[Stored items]
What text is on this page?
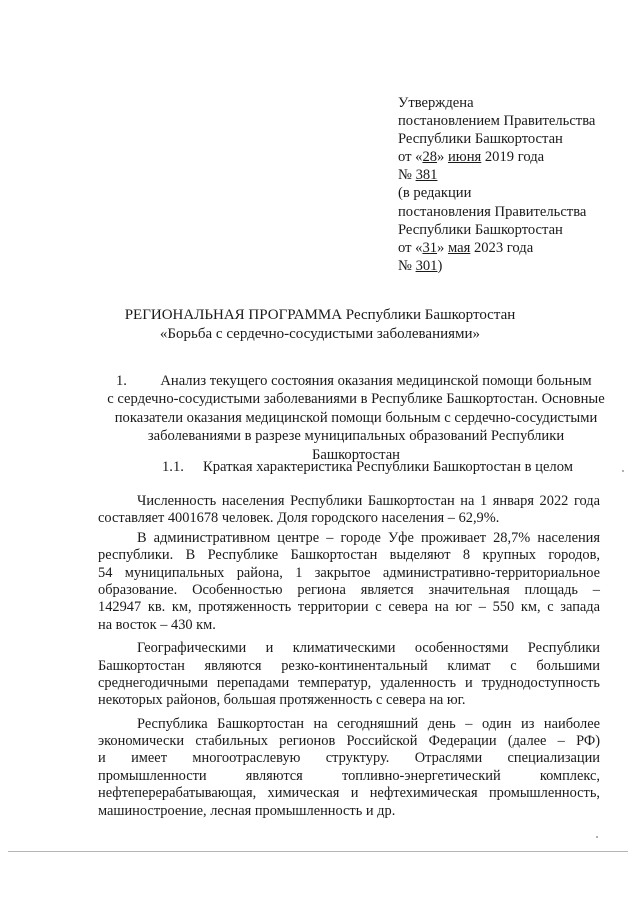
Утверждена
постановлением Правительства
Республики Башкортостан
от «28» июня 2019 года
№ 381
(в редакции
постановления Правительства
Республики Башкортостан
от «31» мая 2023 года
№ 301)
РЕГИОНАЛЬНАЯ ПРОГРАММА Республики Башкортостан
«Борьба с сердечно-сосудистыми заболеваниями»
1. Анализ текущего состояния оказания медицинской помощи больным
с сердечно-сосудистыми заболеваниями в Республике Башкортостан. Основные
показатели оказания медицинской помощи больным с сердечно-сосудистыми
заболеваниями в разрезе муниципальных образований Республики
Башкортостан
1.1. Краткая характеристика Республики Башкортостан в целом
Численность населения Республики Башкортостан на 1 января 2022 года
составляет 4001678 человек. Доля городского населения – 62,9%.
В административном центре – городе Уфе проживает 28,7% населения
республики. В Республике Башкортостан выделяют 8 крупных городов,
54 муниципальных района, 1 закрытое административно-территориальное
образование. Особенностью региона является значительная площадь –
142947 кв. км, протяженность территории с севера на юг – 550 км, с запада
на восток – 430 км.
Географическими и климатическими особенностями Республики
Башкортостан являются резко-континентальный климат с большими
среднегодичными перепадами температур, удаленность и труднодоступность
некоторых районов, большая протяженность с севера на юг.
Республика Башкортостан на сегодняшний день – один из наиболее
экономически стабильных регионов Российской Федерации (далее – РФ)
и имеет многоотраслевую структуру. Отраслями специализации
промышленности являются топливно-энергетический комплекс,
нефтеперерабатывающая, химическая и нефтехимическая промышленность,
машиностроение, лесная промышленность и др.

#### Directions for this task:
Make a list of all lines in the data that contain "заболеваниями".

#### Task result:
«Борьба с сердечно-сосудистыми заболеваниями»
с сердечно-сосудистыми заболеваниями в Республике Башкортостан. Основные
заболеваниями в разрезе муниципальных образований Республики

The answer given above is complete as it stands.